Return the whole listing exactly as it stands.
::: EXERCISE INPUTS
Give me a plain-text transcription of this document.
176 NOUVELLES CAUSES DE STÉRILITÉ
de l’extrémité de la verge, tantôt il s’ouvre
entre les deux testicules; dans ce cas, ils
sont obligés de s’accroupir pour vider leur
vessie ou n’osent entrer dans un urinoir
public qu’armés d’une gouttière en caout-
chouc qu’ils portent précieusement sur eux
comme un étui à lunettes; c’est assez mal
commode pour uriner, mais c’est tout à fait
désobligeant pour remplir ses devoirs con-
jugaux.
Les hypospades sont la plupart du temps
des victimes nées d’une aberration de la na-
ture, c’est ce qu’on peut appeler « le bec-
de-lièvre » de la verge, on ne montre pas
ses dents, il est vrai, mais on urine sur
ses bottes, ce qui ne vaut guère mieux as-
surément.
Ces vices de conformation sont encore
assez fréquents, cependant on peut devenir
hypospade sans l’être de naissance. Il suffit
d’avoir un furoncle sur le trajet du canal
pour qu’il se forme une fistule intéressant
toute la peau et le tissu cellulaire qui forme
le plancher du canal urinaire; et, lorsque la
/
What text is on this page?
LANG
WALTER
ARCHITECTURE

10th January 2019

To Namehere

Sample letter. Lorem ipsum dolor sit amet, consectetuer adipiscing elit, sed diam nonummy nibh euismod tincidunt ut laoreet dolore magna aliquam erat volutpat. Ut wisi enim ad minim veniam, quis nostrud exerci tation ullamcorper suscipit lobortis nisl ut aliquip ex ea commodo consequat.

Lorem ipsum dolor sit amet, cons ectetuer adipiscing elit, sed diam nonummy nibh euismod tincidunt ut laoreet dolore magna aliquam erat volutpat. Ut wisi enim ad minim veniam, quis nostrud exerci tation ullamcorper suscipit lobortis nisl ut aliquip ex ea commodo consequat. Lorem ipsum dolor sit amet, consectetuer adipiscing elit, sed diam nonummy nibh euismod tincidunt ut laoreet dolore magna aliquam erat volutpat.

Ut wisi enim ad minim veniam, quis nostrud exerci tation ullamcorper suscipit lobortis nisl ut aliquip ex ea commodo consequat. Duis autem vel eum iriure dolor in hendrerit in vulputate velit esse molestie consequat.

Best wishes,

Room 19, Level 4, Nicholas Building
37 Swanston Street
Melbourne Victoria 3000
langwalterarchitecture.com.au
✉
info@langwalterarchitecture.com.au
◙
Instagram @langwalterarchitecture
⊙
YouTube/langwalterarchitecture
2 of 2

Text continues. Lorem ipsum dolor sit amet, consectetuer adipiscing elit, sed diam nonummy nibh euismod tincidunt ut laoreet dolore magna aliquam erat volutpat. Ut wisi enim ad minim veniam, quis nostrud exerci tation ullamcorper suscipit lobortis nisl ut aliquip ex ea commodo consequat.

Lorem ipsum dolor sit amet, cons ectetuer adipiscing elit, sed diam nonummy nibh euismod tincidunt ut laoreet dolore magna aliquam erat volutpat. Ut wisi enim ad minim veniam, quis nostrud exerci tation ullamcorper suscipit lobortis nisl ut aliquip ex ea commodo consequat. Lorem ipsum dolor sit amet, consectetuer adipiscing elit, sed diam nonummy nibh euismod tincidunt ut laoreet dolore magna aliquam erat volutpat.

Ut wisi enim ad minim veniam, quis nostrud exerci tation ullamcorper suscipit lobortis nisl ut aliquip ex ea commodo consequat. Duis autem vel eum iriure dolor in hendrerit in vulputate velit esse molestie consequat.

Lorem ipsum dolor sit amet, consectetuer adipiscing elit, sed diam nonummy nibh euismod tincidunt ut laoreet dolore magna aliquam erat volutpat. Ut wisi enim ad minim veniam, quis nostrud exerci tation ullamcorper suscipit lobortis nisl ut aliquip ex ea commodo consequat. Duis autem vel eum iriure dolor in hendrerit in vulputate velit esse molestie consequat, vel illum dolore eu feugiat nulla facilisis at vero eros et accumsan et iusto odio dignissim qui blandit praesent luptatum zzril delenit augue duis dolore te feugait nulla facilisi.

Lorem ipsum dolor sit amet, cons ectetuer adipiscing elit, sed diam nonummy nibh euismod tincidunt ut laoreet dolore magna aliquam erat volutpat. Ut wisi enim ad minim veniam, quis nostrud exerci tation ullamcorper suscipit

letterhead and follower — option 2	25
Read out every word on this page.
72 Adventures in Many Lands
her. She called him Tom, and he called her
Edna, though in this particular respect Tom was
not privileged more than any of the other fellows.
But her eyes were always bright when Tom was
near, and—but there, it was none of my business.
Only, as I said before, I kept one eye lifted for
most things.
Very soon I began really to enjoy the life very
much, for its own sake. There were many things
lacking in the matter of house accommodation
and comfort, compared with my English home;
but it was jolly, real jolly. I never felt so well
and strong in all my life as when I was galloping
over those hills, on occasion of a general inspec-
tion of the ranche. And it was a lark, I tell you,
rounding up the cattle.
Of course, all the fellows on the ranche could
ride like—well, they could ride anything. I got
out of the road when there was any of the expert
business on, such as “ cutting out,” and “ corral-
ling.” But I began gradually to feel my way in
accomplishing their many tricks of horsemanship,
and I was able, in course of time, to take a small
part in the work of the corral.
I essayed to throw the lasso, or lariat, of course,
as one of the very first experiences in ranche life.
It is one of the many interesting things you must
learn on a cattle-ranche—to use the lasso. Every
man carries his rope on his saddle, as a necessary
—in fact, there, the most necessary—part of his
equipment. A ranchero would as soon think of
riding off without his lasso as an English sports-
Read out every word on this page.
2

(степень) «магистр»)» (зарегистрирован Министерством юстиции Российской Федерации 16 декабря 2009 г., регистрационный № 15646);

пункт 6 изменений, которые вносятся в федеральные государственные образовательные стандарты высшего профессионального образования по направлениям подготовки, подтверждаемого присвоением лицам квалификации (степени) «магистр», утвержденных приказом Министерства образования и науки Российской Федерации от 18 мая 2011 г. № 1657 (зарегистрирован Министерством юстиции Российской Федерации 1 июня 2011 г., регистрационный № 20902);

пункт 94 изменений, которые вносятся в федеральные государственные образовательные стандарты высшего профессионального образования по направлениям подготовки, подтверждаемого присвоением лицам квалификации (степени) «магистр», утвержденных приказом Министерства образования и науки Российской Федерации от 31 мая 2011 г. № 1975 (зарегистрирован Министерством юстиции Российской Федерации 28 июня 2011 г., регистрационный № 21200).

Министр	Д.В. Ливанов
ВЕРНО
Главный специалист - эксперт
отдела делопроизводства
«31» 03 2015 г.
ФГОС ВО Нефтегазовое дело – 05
::::::
■ SOLUTION TO THIS PROBLEM ■
Give me a plain-text transcription of this document.
176 NOUVELLES CAUSES DE STÉRILITÉ
de l’extrémité de la verge, tantôt il s’ouvre
entre les deux testicules; dans ce cas, ils
sont obligés de s’accroupir pour vider leur
vessie ou n’osent entrer dans un urinoir
public qu’armés d’une gouttière en caout-
chouc qu’ils portent précieusement sur eux
comme un étui à lunettes; c’est assez mal
commode pour uriner, mais c’est tout à fait
désobligeant pour remplir ses devoirs con-
jugaux.
Les hypospades sont la plupart du temps
des victimes nées d’une aberration de la na-
ture, c’est ce qu’on peut appeler « le bec-
de-lièvre » de la verge, on ne montre pas
ses dents, il est vrai, mais on urine sur
ses bottes, ce qui ne vaut guère mieux as-
surément.
Ces vices de conformation sont encore
assez fréquents, cependant on peut devenir
hypospade sans l’être de naissance. Il suffit
d’avoir un furoncle sur le trajet du canal
pour qu’il se forme une fistule intéressant
toute la peau et le tissu cellulaire qui forme
le plancher du canal urinaire; et, lorsque la
/
What text is on this page?
LANG
WALTER
ARCHITECTURE

10th January 2019

To Namehere

Sample letter. Lorem ipsum dolor sit amet, consectetuer adipiscing elit, sed diam nonummy nibh euismod tincidunt ut laoreet dolore magna aliquam erat volutpat. Ut wisi enim ad minim veniam, quis nostrud exerci tation ullamcorper suscipit lobortis nisl ut aliquip ex ea commodo consequat.

Lorem ipsum dolor sit amet, cons ectetuer adipiscing elit, sed diam nonummy nibh euismod tincidunt ut laoreet dolore magna aliquam erat volutpat. Ut wisi enim ad minim veniam, quis nostrud exerci tation ullamcorper suscipit lobortis nisl ut aliquip ex ea commodo consequat. Lorem ipsum dolor sit amet, consectetuer adipiscing elit, sed diam nonummy nibh euismod tincidunt ut laoreet dolore magna aliquam erat volutpat.

Ut wisi enim ad minim veniam, quis nostrud exerci tation ullamcorper suscipit lobortis nisl ut aliquip ex ea commodo consequat. Duis autem vel eum iriure dolor in hendrerit in vulputate velit esse molestie consequat.

Best wishes,

Room 19, Level 4, Nicholas Building
37 Swanston Street
Melbourne Victoria 3000
langwalterarchitecture.com.au
✉
info@langwalterarchitecture.com.au
◙
Instagram @langwalterarchitecture
⊙
YouTube/langwalterarchitecture
2 of 2

Text continues. Lorem ipsum dolor sit amet, consectetuer adipiscing elit, sed diam nonummy nibh euismod tincidunt ut laoreet dolore magna aliquam erat volutpat. Ut wisi enim ad minim veniam, quis nostrud exerci tation ullamcorper suscipit lobortis nisl ut aliquip ex ea commodo consequat.

Lorem ipsum dolor sit amet, cons ectetuer adipiscing elit, sed diam nonummy nibh euismod tincidunt ut laoreet dolore magna aliquam erat volutpat. Ut wisi enim ad minim veniam, quis nostrud exerci tation ullamcorper suscipit lobortis nisl ut aliquip ex ea commodo consequat. Lorem ipsum dolor sit amet, consectetuer adipiscing elit, sed diam nonummy nibh euismod tincidunt ut laoreet dolore magna aliquam erat volutpat.

Ut wisi enim ad minim veniam, quis nostrud exerci tation ullamcorper suscipit lobortis nisl ut aliquip ex ea commodo consequat. Duis autem vel eum iriure dolor in hendrerit in vulputate velit esse molestie consequat.

Lorem ipsum dolor sit amet, consectetuer adipiscing elit, sed diam nonummy nibh euismod tincidunt ut laoreet dolore magna aliquam erat volutpat. Ut wisi enim ad minim veniam, quis nostrud exerci tation ullamcorper suscipit lobortis nisl ut aliquip ex ea commodo consequat. Duis autem vel eum iriure dolor in hendrerit in vulputate velit esse molestie consequat, vel illum dolore eu feugiat nulla facilisis at vero eros et accumsan et iusto odio dignissim qui blandit praesent luptatum zzril delenit augue duis dolore te feugait nulla facilisi.

Lorem ipsum dolor sit amet, cons ectetuer adipiscing elit, sed diam nonummy nibh euismod tincidunt ut laoreet dolore magna aliquam erat volutpat. Ut wisi enim ad minim veniam, quis nostrud exerci tation ullamcorper suscipit

letterhead and follower — option 2	25
Read out every word on this page.
72 Adventures in Many Lands
her. She called him Tom, and he called her
Edna, though in this particular respect Tom was
not privileged more than any of the other fellows.
But her eyes were always bright when Tom was
near, and—but there, it was none of my business.
Only, as I said before, I kept one eye lifted for
most things.
Very soon I began really to enjoy the life very
much, for its own sake. There were many things
lacking in the matter of house accommodation
and comfort, compared with my English home;
but it was jolly, real jolly. I never felt so well
and strong in all my life as when I was galloping
over those hills, on occasion of a general inspec-
tion of the ranche. And it was a lark, I tell you,
rounding up the cattle.
Of course, all the fellows on the ranche could
ride like—well, they could ride anything. I got
out of the road when there was any of the expert
business on, such as “ cutting out,” and “ corral-
ling.” But I began gradually to feel my way in
accomplishing their many tricks of horsemanship,
and I was able, in course of time, to take a small
part in the work of the corral.
I essayed to throw the lasso, or lariat, of course,
as one of the very first experiences in ranche life.
It is one of the many interesting things you must
learn on a cattle-ranche—to use the lasso. Every
man carries his rope on his saddle, as a necessary
—in fact, there, the most necessary—part of his
equipment. A ranchero would as soon think of
riding off without his lasso as an English sports-
Read out every word on this page.
2

(степень) «магистр»)» (зарегистрирован Министерством юстиции Российской Федерации 16 декабря 2009 г., регистрационный № 15646);

пункт 6 изменений, которые вносятся в федеральные государственные образовательные стандарты высшего профессионального образования по направлениям подготовки, подтверждаемого присвоением лицам квалификации (степени) «магистр», утвержденных приказом Министерства образования и науки Российской Федерации от 18 мая 2011 г. № 1657 (зарегистрирован Министерством юстиции Российской Федерации 1 июня 2011 г., регистрационный № 20902);

пункт 94 изменений, которые вносятся в федеральные государственные образовательные стандарты высшего профессионального образования по направлениям подготовки, подтверждаемого присвоением лицам квалификации (степени) «магистр», утвержденных приказом Министерства образования и науки Российской Федерации от 31 мая 2011 г. № 1975 (зарегистрирован Министерством юстиции Российской Федерации 28 июня 2011 г., регистрационный № 21200).

Министр	Д.В. Ливанов
ВЕРНО
Главный специалист - эксперт
отдела делопроизводства
«31» 03 2015 г.
ФГОС ВО Нефтегазовое дело – 05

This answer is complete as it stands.